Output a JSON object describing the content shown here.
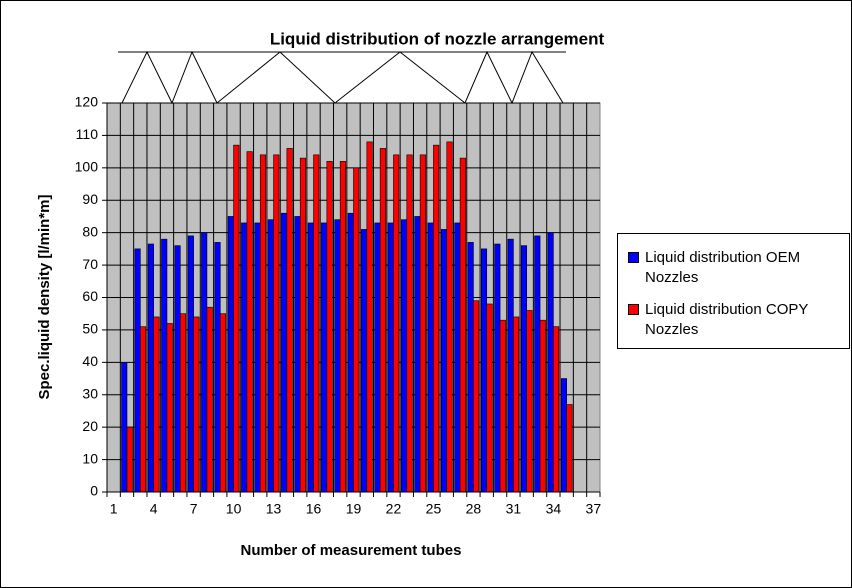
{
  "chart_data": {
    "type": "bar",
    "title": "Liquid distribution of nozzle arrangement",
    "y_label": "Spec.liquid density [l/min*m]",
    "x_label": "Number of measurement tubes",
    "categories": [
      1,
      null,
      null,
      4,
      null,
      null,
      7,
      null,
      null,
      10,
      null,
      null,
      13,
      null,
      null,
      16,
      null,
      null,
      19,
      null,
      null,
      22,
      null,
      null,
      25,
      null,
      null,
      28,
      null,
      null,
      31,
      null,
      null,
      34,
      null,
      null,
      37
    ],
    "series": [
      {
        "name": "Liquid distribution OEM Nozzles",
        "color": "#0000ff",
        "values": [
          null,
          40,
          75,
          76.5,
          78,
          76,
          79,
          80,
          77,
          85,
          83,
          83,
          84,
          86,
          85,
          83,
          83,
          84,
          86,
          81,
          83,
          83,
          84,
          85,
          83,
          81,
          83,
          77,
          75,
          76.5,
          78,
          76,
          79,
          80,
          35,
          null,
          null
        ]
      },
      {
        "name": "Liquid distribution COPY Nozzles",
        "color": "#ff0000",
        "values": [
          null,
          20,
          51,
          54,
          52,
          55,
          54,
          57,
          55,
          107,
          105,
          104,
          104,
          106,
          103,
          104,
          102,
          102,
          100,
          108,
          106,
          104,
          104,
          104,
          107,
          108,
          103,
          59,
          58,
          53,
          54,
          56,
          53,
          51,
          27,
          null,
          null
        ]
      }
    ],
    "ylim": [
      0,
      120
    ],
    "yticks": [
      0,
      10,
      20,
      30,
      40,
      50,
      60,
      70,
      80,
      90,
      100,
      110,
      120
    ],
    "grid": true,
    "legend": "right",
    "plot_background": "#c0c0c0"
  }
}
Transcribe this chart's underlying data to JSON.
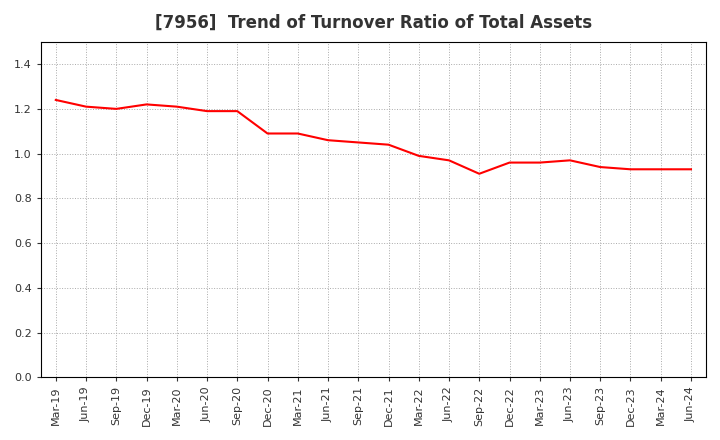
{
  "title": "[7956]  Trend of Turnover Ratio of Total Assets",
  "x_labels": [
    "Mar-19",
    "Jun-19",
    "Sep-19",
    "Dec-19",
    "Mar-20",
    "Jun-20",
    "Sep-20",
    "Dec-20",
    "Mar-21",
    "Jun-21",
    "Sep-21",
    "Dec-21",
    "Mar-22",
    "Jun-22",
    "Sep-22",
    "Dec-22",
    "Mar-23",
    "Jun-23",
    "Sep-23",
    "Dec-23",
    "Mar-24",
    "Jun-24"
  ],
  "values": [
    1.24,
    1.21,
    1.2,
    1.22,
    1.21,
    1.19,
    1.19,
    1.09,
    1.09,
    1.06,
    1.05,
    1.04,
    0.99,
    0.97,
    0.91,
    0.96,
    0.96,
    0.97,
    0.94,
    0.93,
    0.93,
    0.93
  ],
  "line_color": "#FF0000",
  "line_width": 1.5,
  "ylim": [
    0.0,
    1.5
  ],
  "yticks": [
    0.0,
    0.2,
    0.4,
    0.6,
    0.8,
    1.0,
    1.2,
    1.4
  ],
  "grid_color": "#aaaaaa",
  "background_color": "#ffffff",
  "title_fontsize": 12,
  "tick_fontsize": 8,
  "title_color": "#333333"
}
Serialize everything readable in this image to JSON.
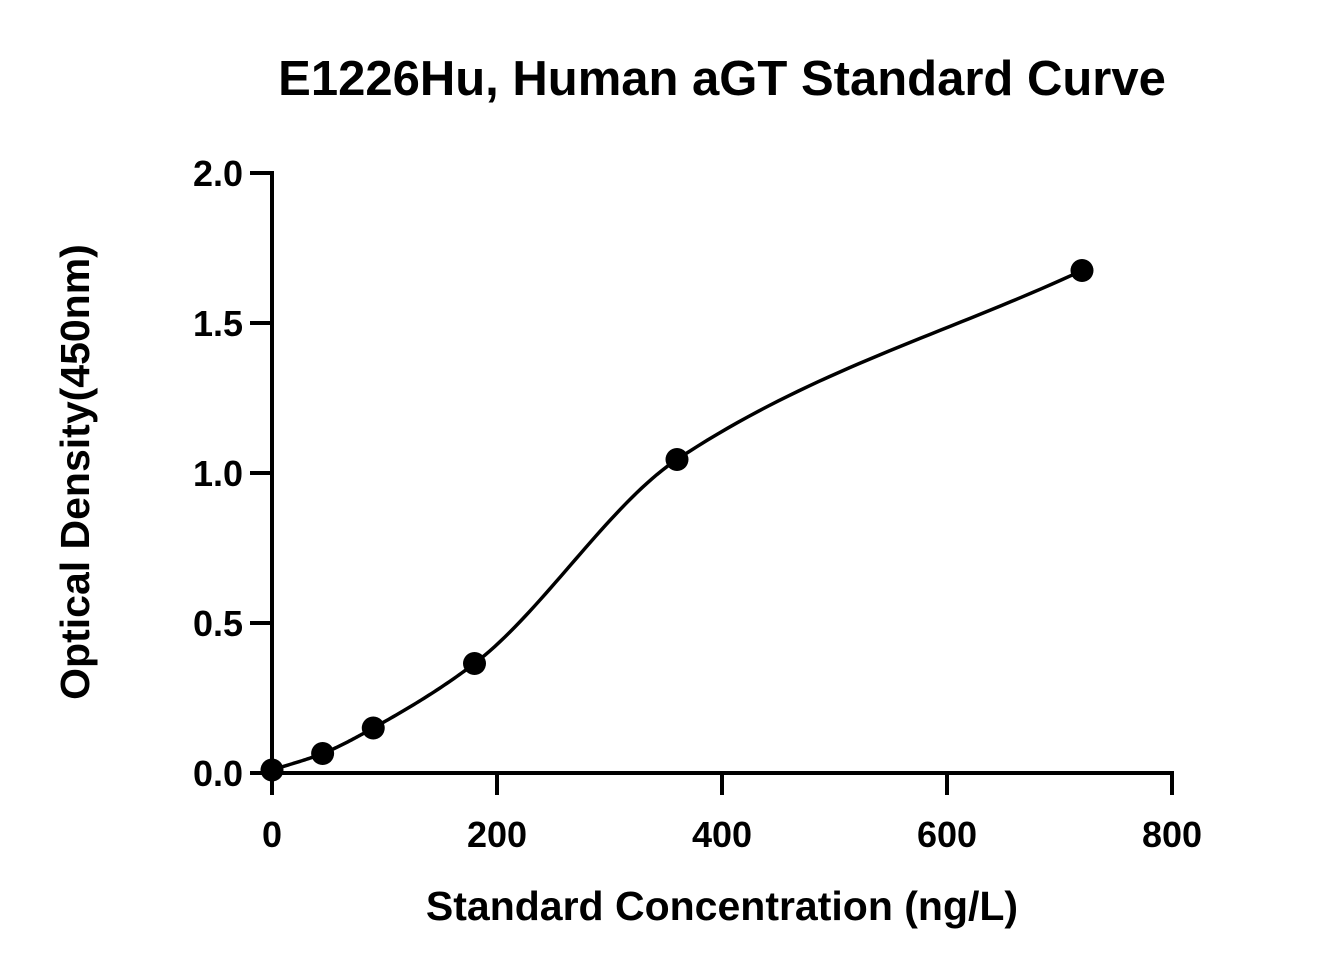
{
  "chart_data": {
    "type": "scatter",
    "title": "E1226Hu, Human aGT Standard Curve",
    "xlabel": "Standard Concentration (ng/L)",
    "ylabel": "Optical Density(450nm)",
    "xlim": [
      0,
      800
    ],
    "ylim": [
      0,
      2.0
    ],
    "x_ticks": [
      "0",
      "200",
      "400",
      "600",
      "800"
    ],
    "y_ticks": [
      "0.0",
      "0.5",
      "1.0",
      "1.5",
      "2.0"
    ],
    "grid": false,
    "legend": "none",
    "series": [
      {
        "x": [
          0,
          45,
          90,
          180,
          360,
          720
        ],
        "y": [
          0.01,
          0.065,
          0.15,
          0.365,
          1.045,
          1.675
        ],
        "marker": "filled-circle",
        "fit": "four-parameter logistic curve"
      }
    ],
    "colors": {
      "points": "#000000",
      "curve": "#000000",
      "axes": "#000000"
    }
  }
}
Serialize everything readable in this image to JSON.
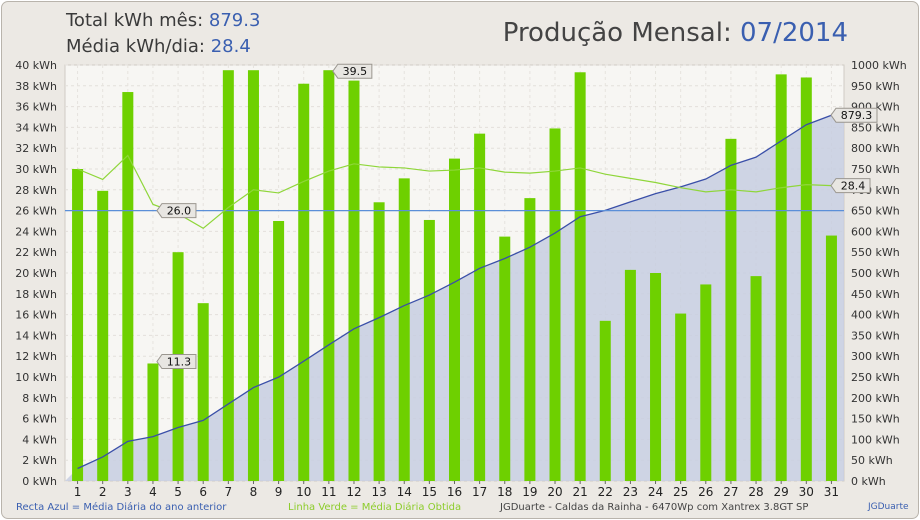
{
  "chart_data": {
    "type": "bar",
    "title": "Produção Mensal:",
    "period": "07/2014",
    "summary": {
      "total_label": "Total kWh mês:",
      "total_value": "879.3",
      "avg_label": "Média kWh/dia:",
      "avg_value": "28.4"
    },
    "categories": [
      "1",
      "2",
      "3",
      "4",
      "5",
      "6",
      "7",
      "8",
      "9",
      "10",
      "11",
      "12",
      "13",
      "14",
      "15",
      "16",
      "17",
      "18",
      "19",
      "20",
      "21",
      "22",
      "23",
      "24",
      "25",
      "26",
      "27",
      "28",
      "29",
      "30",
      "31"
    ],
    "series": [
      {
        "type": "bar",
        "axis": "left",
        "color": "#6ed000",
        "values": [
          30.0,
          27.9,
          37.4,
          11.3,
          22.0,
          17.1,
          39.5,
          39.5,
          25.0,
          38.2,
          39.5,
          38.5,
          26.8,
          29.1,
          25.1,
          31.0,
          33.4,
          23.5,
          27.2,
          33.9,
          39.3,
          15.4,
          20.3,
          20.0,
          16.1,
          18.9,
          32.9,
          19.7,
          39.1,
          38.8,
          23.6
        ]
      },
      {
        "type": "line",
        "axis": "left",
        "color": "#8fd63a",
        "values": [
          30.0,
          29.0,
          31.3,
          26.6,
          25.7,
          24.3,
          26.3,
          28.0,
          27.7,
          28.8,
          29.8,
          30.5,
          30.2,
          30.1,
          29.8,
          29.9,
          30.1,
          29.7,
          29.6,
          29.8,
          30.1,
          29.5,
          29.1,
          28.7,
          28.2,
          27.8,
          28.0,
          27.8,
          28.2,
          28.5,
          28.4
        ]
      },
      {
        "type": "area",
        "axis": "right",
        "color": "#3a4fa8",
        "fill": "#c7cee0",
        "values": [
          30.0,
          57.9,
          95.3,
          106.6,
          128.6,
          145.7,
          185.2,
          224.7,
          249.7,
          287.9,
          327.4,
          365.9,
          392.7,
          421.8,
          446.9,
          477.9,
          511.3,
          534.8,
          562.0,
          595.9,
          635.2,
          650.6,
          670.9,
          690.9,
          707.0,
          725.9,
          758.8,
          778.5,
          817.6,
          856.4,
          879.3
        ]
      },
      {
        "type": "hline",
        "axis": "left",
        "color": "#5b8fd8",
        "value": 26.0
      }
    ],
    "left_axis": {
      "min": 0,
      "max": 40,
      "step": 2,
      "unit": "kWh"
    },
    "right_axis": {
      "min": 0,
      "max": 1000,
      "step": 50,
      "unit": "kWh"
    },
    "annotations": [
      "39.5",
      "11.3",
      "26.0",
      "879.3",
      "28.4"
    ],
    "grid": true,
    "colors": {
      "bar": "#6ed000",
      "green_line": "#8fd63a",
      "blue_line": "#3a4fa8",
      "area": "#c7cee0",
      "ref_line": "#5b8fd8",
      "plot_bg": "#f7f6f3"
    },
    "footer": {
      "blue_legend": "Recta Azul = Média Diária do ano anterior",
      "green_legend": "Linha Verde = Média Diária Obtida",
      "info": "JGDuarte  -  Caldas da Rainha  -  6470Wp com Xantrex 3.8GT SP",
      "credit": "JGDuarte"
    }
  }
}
+++
Quote every line of the records above exactly; no picture is to be copied.

Output a JSON object describing the content shown here.
{
  "chart_data": {
    "type": "bar",
    "title": "Liquid distribution of nozzle arrangement",
    "y_label": "Spec.liquid density [l/min*m]",
    "x_label": "Number of measurement tubes",
    "categories": [
      1,
      null,
      null,
      4,
      null,
      null,
      7,
      null,
      null,
      10,
      null,
      null,
      13,
      null,
      null,
      16,
      null,
      null,
      19,
      null,
      null,
      22,
      null,
      null,
      25,
      null,
      null,
      28,
      null,
      null,
      31,
      null,
      null,
      34,
      null,
      null,
      37
    ],
    "series": [
      {
        "name": "Liquid distribution OEM Nozzles",
        "color": "#0000ff",
        "values": [
          null,
          40,
          75,
          76.5,
          78,
          76,
          79,
          80,
          77,
          85,
          83,
          83,
          84,
          86,
          85,
          83,
          83,
          84,
          86,
          81,
          83,
          83,
          84,
          85,
          83,
          81,
          83,
          77,
          75,
          76.5,
          78,
          76,
          79,
          80,
          35,
          null,
          null
        ]
      },
      {
        "name": "Liquid distribution COPY Nozzles",
        "color": "#ff0000",
        "values": [
          null,
          20,
          51,
          54,
          52,
          55,
          54,
          57,
          55,
          107,
          105,
          104,
          104,
          106,
          103,
          104,
          102,
          102,
          100,
          108,
          106,
          104,
          104,
          104,
          107,
          108,
          103,
          59,
          58,
          53,
          54,
          56,
          53,
          51,
          27,
          null,
          null
        ]
      }
    ],
    "ylim": [
      0,
      120
    ],
    "yticks": [
      0,
      10,
      20,
      30,
      40,
      50,
      60,
      70,
      80,
      90,
      100,
      110,
      120
    ],
    "grid": true,
    "legend": "right",
    "plot_background": "#c0c0c0"
  }
}
Transcribe this chart's underlying data to JSON.
{
  "title": "[7956]  Trend of Turnover Ratio of Total Assets",
  "x_labels": [
    "Mar-19",
    "Jun-19",
    "Sep-19",
    "Dec-19",
    "Mar-20",
    "Jun-20",
    "Sep-20",
    "Dec-20",
    "Mar-21",
    "Jun-21",
    "Sep-21",
    "Dec-21",
    "Mar-22",
    "Jun-22",
    "Sep-22",
    "Dec-22",
    "Mar-23",
    "Jun-23",
    "Sep-23",
    "Dec-23",
    "Mar-24",
    "Jun-24"
  ],
  "values": [
    1.24,
    1.21,
    1.2,
    1.22,
    1.21,
    1.19,
    1.19,
    1.09,
    1.09,
    1.06,
    1.05,
    1.04,
    0.99,
    0.97,
    0.91,
    0.96,
    0.96,
    0.97,
    0.94,
    0.93,
    0.93,
    0.93
  ],
  "line_color": "#FF0000",
  "line_width": 1.5,
  "ylim": [
    0.0,
    1.5
  ],
  "yticks": [
    0.0,
    0.2,
    0.4,
    0.6,
    0.8,
    1.0,
    1.2,
    1.4
  ],
  "grid_color": "#aaaaaa",
  "background_color": "#ffffff",
  "title_fontsize": 12,
  "tick_fontsize": 8,
  "title_color": "#333333"
}
Serialize everything readable in this image to JSON.
{
  "chart_data": {
    "type": "scatter",
    "title": "E1226Hu, Human aGT Standard Curve",
    "xlabel": "Standard Concentration (ng/L)",
    "ylabel": "Optical Density(450nm)",
    "xlim": [
      0,
      800
    ],
    "ylim": [
      0,
      2.0
    ],
    "x_ticks": [
      "0",
      "200",
      "400",
      "600",
      "800"
    ],
    "y_ticks": [
      "0.0",
      "0.5",
      "1.0",
      "1.5",
      "2.0"
    ],
    "grid": false,
    "legend": "none",
    "series": [
      {
        "x": [
          0,
          45,
          90,
          180,
          360,
          720
        ],
        "y": [
          0.01,
          0.065,
          0.15,
          0.365,
          1.045,
          1.675
        ],
        "marker": "filled-circle",
        "fit": "four-parameter logistic curve"
      }
    ],
    "colors": {
      "points": "#000000",
      "curve": "#000000",
      "axes": "#000000"
    }
  }
}
Serialize everything readable in this image to JSON.
{
  "chart_data": {
    "type": "bar",
    "title": "Produção Mensal:",
    "period": "07/2014",
    "summary": {
      "total_label": "Total kWh mês:",
      "total_value": "879.3",
      "avg_label": "Média kWh/dia:",
      "avg_value": "28.4"
    },
    "categories": [
      "1",
      "2",
      "3",
      "4",
      "5",
      "6",
      "7",
      "8",
      "9",
      "10",
      "11",
      "12",
      "13",
      "14",
      "15",
      "16",
      "17",
      "18",
      "19",
      "20",
      "21",
      "22",
      "23",
      "24",
      "25",
      "26",
      "27",
      "28",
      "29",
      "30",
      "31"
    ],
    "series": [
      {
        "type": "bar",
        "axis": "left",
        "color": "#6ed000",
        "values": [
          30.0,
          27.9,
          37.4,
          11.3,
          22.0,
          17.1,
          39.5,
          39.5,
          25.0,
          38.2,
          39.5,
          38.5,
          26.8,
          29.1,
          25.1,
          31.0,
          33.4,
          23.5,
          27.2,
          33.9,
          39.3,
          15.4,
          20.3,
          20.0,
          16.1,
          18.9,
          32.9,
          19.7,
          39.1,
          38.8,
          23.6
        ]
      },
      {
        "type": "line",
        "axis": "left",
        "color": "#8fd63a",
        "values": [
          30.0,
          29.0,
          31.3,
          26.6,
          25.7,
          24.3,
          26.3,
          28.0,
          27.7,
          28.8,
          29.8,
          30.5,
          30.2,
          30.1,
          29.8,
          29.9,
          30.1,
          29.7,
          29.6,
          29.8,
          30.1,
          29.5,
          29.1,
          28.7,
          28.2,
          27.8,
          28.0,
          27.8,
          28.2,
          28.5,
          28.4
        ]
      },
      {
        "type": "area",
        "axis": "right",
        "color": "#3a4fa8",
        "fill": "#c7cee0",
        "values": [
          30.0,
          57.9,
          95.3,
          106.6,
          128.6,
          145.7,
          185.2,
          224.7,
          249.7,
          287.9,
          327.4,
          365.9,
          392.7,
          421.8,
          446.9,
          477.9,
          511.3,
          534.8,
          562.0,
          595.9,
          635.2,
          650.6,
          670.9,
          690.9,
          707.0,
          725.9,
          758.8,
          778.5,
          817.6,
          856.4,
          879.3
        ]
      },
      {
        "type": "hline",
        "axis": "left",
        "color": "#5b8fd8",
        "value": 26.0
      }
    ],
    "left_axis": {
      "min": 0,
      "max": 40,
      "step": 2,
      "unit": "kWh"
    },
    "right_axis": {
      "min": 0,
      "max": 1000,
      "step": 50,
      "unit": "kWh"
    },
    "annotations": [
      "39.5",
      "11.3",
      "26.0",
      "879.3",
      "28.4"
    ],
    "grid": true,
    "colors": {
      "bar": "#6ed000",
      "green_line": "#8fd63a",
      "blue_line": "#3a4fa8",
      "area": "#c7cee0",
      "ref_line": "#5b8fd8",
      "plot_bg": "#f7f6f3"
    },
    "footer": {
      "blue_legend": "Recta Azul = Média Diária do ano anterior",
      "green_legend": "Linha Verde = Média Diária Obtida",
      "info": "JGDuarte  -  Caldas da Rainha  -  6470Wp com Xantrex 3.8GT SP",
      "credit": "JGDuarte"
    }
  }
}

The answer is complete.